* **Your task**:
Copy the lines of the listing without any changes, starting at the line that contains "battery-icon[interactable]: ▭ bbox=[1228, 728, 1246, 768]" and ending at the line that contains "browser-tab-label: Gi bbox=[909, 12, 921, 26]", both included.

(Spatial annotation listing)
>> start

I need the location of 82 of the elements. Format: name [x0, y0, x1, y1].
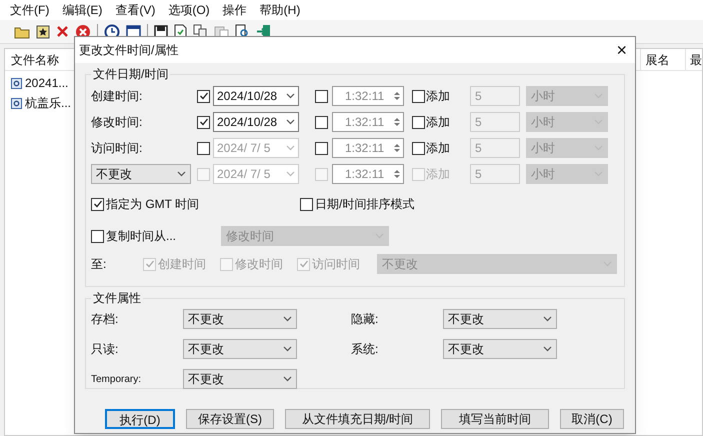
group-title: 文件属性 [92, 290, 142, 307]
group-title: 文件日期/时间 [92, 66, 170, 83]
chevron-down-icon [286, 93, 295, 99]
star-icon[interactable] [36, 24, 50, 38]
menu-item[interactable]: 选项(O) [168, 1, 210, 19]
menu-item[interactable]: 编辑(E) [62, 1, 102, 19]
checkbox-label: 指定为 GMT 时间 [106, 196, 200, 213]
menu-item[interactable]: 查看(V) [115, 1, 156, 19]
chevron-down-icon [286, 119, 295, 125]
checkbox[interactable] [315, 90, 328, 102]
time-field[interactable]: 1:32:11 [332, 138, 404, 158]
dialog-button[interactable]: 取消(C) [560, 409, 624, 429]
dialog-button[interactable]: 从文件填充日期/时间 [285, 409, 430, 429]
menu-item[interactable]: 文件(F) [10, 1, 50, 19]
spin-icon[interactable] [393, 168, 401, 180]
checkbox-label: 添加 [426, 114, 451, 131]
menu-item[interactable]: 帮助(H) [260, 1, 300, 19]
field-label: 创建时间: [91, 88, 144, 105]
checkbox[interactable] [412, 90, 425, 102]
attribute-dropdown[interactable]: 不更改 [183, 369, 297, 389]
checkbox[interactable] [315, 116, 328, 128]
dialog-title: 更改文件时间/属性 [79, 42, 178, 59]
checkbox-label: 添加 [426, 166, 451, 183]
checkbox-label: 创建时间 [158, 256, 207, 273]
checkbox-label: 添加 [426, 140, 451, 157]
checkbox[interactable] [412, 116, 425, 128]
column-header[interactable]: 最 [690, 50, 702, 68]
folder-icon[interactable] [14, 24, 30, 38]
time-field[interactable]: 1:32:11 [332, 86, 404, 106]
checkbox[interactable] [197, 116, 210, 128]
file-name[interactable]: 杭盖乐... [25, 94, 72, 112]
attribute-dropdown[interactable]: 不更改 [443, 309, 557, 329]
chevron-down-icon [543, 346, 552, 352]
date-picker[interactable]: 2024/10/28 [213, 112, 299, 132]
checkbox[interactable] [197, 90, 210, 102]
dialog-button[interactable]: 填写当前时间 [441, 409, 549, 429]
time-field[interactable]: 1:32:11 [332, 112, 404, 132]
chevron-down-icon [283, 376, 292, 382]
checkbox-label: 访问时间 [312, 256, 361, 273]
close-button[interactable]: × [616, 41, 627, 59]
chevron-down-icon [283, 346, 292, 352]
checkbox[interactable] [91, 230, 104, 242]
field-label: 修改时间: [91, 114, 144, 131]
column-header[interactable]: 展名 [645, 50, 670, 68]
spin-icon[interactable] [393, 90, 401, 102]
menu-item[interactable]: 操作 [222, 1, 247, 19]
field-label: 隐藏: [351, 311, 380, 328]
checkbox-label: 复制时间从... [106, 228, 178, 245]
checkbox-label: 修改时间 [235, 256, 284, 273]
checkbox-label: 添加 [426, 88, 451, 105]
attribute-dropdown[interactable]: 不更改 [443, 339, 557, 359]
attribute-dropdown[interactable]: 不更改 [183, 309, 297, 329]
field-label: 只读: [91, 341, 120, 358]
spin-icon[interactable] [393, 116, 401, 128]
checkbox[interactable] [91, 198, 104, 210]
window-icon[interactable] [126, 24, 141, 38]
date-picker[interactable]: 2024/10/28 [213, 86, 299, 106]
close-icon[interactable] [56, 25, 69, 38]
file-icon [11, 98, 22, 108]
checkbox-label: 日期/时间排序模式 [315, 196, 414, 213]
attribute-dropdown[interactable]: 不更改 [183, 339, 297, 359]
field-label: 系统: [351, 341, 380, 358]
field-label: 访问时间: [91, 140, 144, 157]
chevron-down-icon [283, 316, 292, 322]
spin-icon[interactable] [393, 142, 401, 154]
checkbox[interactable] [412, 142, 425, 154]
chevron-down-icon [286, 145, 295, 151]
column-header[interactable]: 文件名称 [11, 50, 59, 68]
chevron-down-icon [543, 316, 552, 322]
chevron-down-icon [177, 171, 186, 177]
file-icon [11, 78, 22, 88]
checkbox[interactable] [197, 142, 210, 154]
field-label: 存档: [91, 311, 120, 328]
checkbox[interactable] [300, 198, 313, 210]
save-icon[interactable] [154, 24, 168, 38]
field-label: Temporary: [91, 372, 142, 386]
dialog-button[interactable]: 执行(D) [105, 409, 175, 429]
dialog-button[interactable]: 保存设置(S) [186, 409, 274, 429]
field-label: 至: [91, 256, 108, 273]
file-name[interactable]: 20241... [25, 74, 68, 92]
chevron-down-icon [286, 171, 295, 177]
checkbox[interactable] [315, 142, 328, 154]
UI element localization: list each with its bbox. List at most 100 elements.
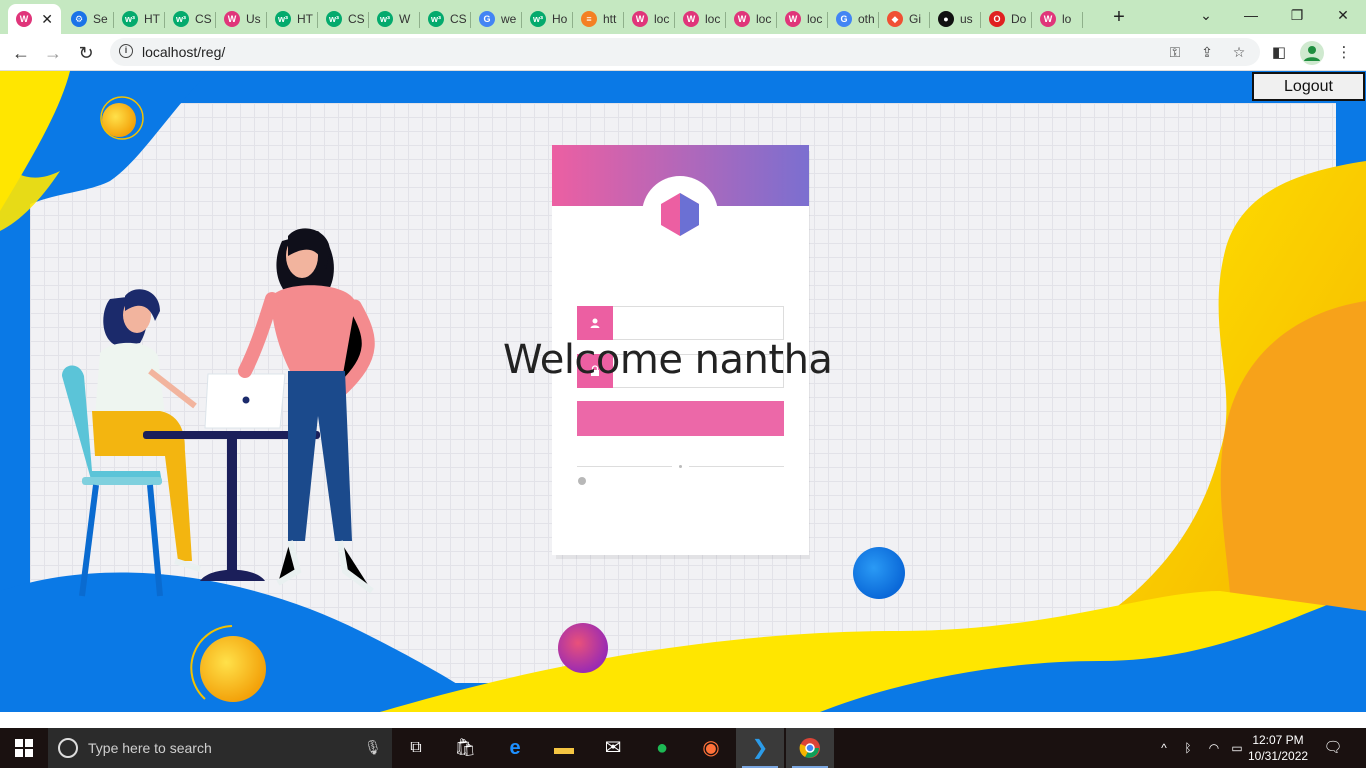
battery-icon[interactable]: ▭ bbox=[1228, 728, 1246, 768]
w3-icon: w³ bbox=[173, 11, 189, 27]
close-tab-icon[interactable]: ✕ bbox=[41, 11, 53, 28]
forward-button[interactable]: → bbox=[42, 42, 64, 64]
browser-tab[interactable]: w³ Ho bbox=[522, 4, 573, 34]
browser-tab-label: htt bbox=[603, 12, 617, 26]
wamp-icon: W bbox=[632, 11, 648, 27]
github-icon: ● bbox=[938, 11, 954, 27]
address-bar[interactable]: i localhost/reg/ ⚿ ⇪ ☆ bbox=[110, 38, 1260, 66]
browser-tab-label: Gi bbox=[909, 12, 921, 26]
username-input[interactable] bbox=[577, 306, 784, 340]
key-icon[interactable]: ⚿ bbox=[1166, 43, 1184, 61]
opera-icon: O bbox=[989, 11, 1005, 27]
tab-search-chevron-icon[interactable]: ⌄ bbox=[1194, 4, 1218, 26]
welcome-heading: Welcome nantha bbox=[503, 337, 833, 383]
share-icon[interactable]: ⇪ bbox=[1198, 43, 1216, 61]
browser-tab-label: loc bbox=[756, 12, 772, 26]
browser-tab[interactable]: Goth bbox=[828, 4, 879, 34]
browser-tab[interactable]: W ✕ bbox=[8, 4, 61, 34]
wamp-icon: W bbox=[1040, 11, 1056, 27]
microphone-icon[interactable]: 🎙 bbox=[364, 739, 382, 756]
bluetooth-icon[interactable]: ᛒ bbox=[1180, 728, 1196, 768]
side-panel-icon[interactable]: ◧ bbox=[1269, 43, 1289, 63]
search-circle-icon bbox=[58, 738, 78, 758]
stack-icon: ≡ bbox=[581, 11, 597, 27]
browser-tab-label: Ho bbox=[552, 12, 568, 26]
taskbar-search[interactable]: Type here to search 🎙 bbox=[48, 728, 392, 768]
firefox-icon[interactable]: ◉ bbox=[687, 728, 735, 768]
url-text[interactable]: localhost/reg/ bbox=[142, 44, 225, 60]
profile-person-icon bbox=[1304, 46, 1320, 61]
maximize-button[interactable]: ❐ bbox=[1285, 4, 1309, 26]
background-illustration bbox=[0, 71, 1366, 712]
divider-right bbox=[689, 466, 784, 467]
close-window-button[interactable]: ✕ bbox=[1331, 4, 1355, 26]
w3-icon: w³ bbox=[377, 11, 393, 27]
google-icon: G bbox=[836, 11, 852, 27]
google-icon: G bbox=[479, 11, 495, 27]
reload-button[interactable]: ↻ bbox=[75, 42, 97, 64]
tray-chevron-icon[interactable]: ^ bbox=[1155, 728, 1173, 768]
browser-tab[interactable]: Wloc bbox=[675, 4, 726, 34]
browser-tab-label: lo bbox=[1062, 12, 1072, 26]
browser-tab[interactable]: w³ HT bbox=[114, 4, 165, 34]
divider-left bbox=[577, 466, 672, 467]
wamp-icon: W bbox=[16, 11, 32, 27]
chrome-icon[interactable] bbox=[786, 728, 834, 768]
logout-button[interactable]: Logout bbox=[1252, 72, 1365, 101]
spotify-icon[interactable]: ● bbox=[638, 728, 686, 768]
gear-icon: ⚙ bbox=[71, 11, 87, 27]
wamp-icon: W bbox=[683, 11, 699, 27]
clock-time: 12:07 PM bbox=[1252, 733, 1304, 747]
search-placeholder: Type here to search bbox=[88, 740, 212, 756]
browser-tab[interactable]: Wloc bbox=[624, 4, 675, 34]
file-explorer-icon[interactable]: ▬ bbox=[540, 728, 588, 768]
browser-tab[interactable]: w³ HT bbox=[267, 4, 318, 34]
page-bottom-gap bbox=[0, 712, 1366, 728]
browser-tab[interactable]: W Us bbox=[216, 4, 267, 34]
browser-tab[interactable]: O Do bbox=[981, 4, 1032, 34]
site-info-icon[interactable]: i bbox=[119, 44, 133, 58]
browser-tab-label: Do bbox=[1011, 12, 1027, 26]
store-icon[interactable]: 🛍 bbox=[441, 728, 489, 768]
user-icon bbox=[577, 306, 613, 340]
mail-icon[interactable]: ✉ bbox=[589, 728, 637, 768]
git-icon: ◆ bbox=[887, 11, 903, 27]
browser-tab[interactable]: Wloc bbox=[777, 4, 828, 34]
browser-tab-label: CS bbox=[348, 12, 365, 26]
task-view-icon[interactable]: ⧉ bbox=[392, 728, 440, 768]
browser-tab-label: loc bbox=[654, 12, 670, 26]
minimize-button[interactable]: — bbox=[1239, 4, 1263, 26]
browser-tab[interactable]: ◆ Gi bbox=[879, 4, 930, 34]
notifications-icon[interactable]: 🗨 bbox=[1322, 728, 1344, 768]
profile-avatar[interactable] bbox=[1300, 41, 1324, 65]
browser-tab-label: CS bbox=[195, 12, 212, 26]
clock-date: 10/31/2022 bbox=[1248, 749, 1309, 763]
wifi-icon[interactable]: ◠ bbox=[1205, 728, 1223, 768]
browser-tab-label: Se bbox=[93, 12, 108, 26]
browser-tab[interactable]: w³ CS bbox=[318, 4, 369, 34]
bookmark-star-icon[interactable]: ☆ bbox=[1230, 43, 1248, 61]
browser-tab[interactable]: Wloc bbox=[726, 4, 777, 34]
remember-checkbox[interactable] bbox=[578, 477, 586, 485]
w3-icon: w³ bbox=[122, 11, 138, 27]
browser-tab[interactable]: ● us bbox=[930, 4, 981, 34]
browser-tab[interactable]: ≡ htt bbox=[573, 4, 624, 34]
browser-tab-label: CS bbox=[450, 12, 467, 26]
browser-tab[interactable]: Gwe bbox=[471, 4, 522, 34]
edge-icon[interactable]: e bbox=[491, 728, 539, 768]
browser-tab-label: HT bbox=[297, 12, 313, 26]
system-clock[interactable]: 12:07 PM 10/31/2022 bbox=[1248, 732, 1308, 764]
menu-kebab-icon[interactable]: ⋮ bbox=[1334, 43, 1354, 63]
login-submit-button[interactable] bbox=[577, 401, 784, 436]
browser-tab[interactable]: w³ CS bbox=[165, 4, 216, 34]
browser-tab[interactable]: w³ W bbox=[369, 4, 420, 34]
browser-tab[interactable]: ⚙ Se bbox=[63, 4, 114, 34]
browser-tab[interactable]: w³ CS bbox=[420, 4, 471, 34]
back-button[interactable]: ← bbox=[10, 42, 32, 64]
wamp-icon: W bbox=[224, 11, 240, 27]
vscode-icon[interactable]: ❯ bbox=[736, 728, 784, 768]
new-tab-button[interactable]: + bbox=[1108, 6, 1130, 28]
browser-tab[interactable]: Wlo bbox=[1032, 4, 1083, 34]
windows-start-icon[interactable] bbox=[0, 728, 48, 768]
wamp-icon: W bbox=[785, 11, 801, 27]
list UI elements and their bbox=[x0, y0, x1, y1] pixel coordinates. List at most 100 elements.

>> end

* **Response to this task**:
battery-icon[interactable]: ▭ bbox=[1228, 728, 1246, 768]
w3-icon: w³ bbox=[173, 11, 189, 27]
close-tab-icon[interactable]: ✕ bbox=[41, 11, 53, 28]
forward-button[interactable]: → bbox=[42, 42, 64, 64]
browser-tab[interactable]: w³ Ho bbox=[522, 4, 573, 34]
browser-tab-label: htt bbox=[603, 12, 617, 26]
wamp-icon: W bbox=[632, 11, 648, 27]
github-icon: ● bbox=[938, 11, 954, 27]
address-bar[interactable]: i localhost/reg/ ⚿ ⇪ ☆ bbox=[110, 38, 1260, 66]
browser-tab-label: Gi bbox=[909, 12, 921, 26]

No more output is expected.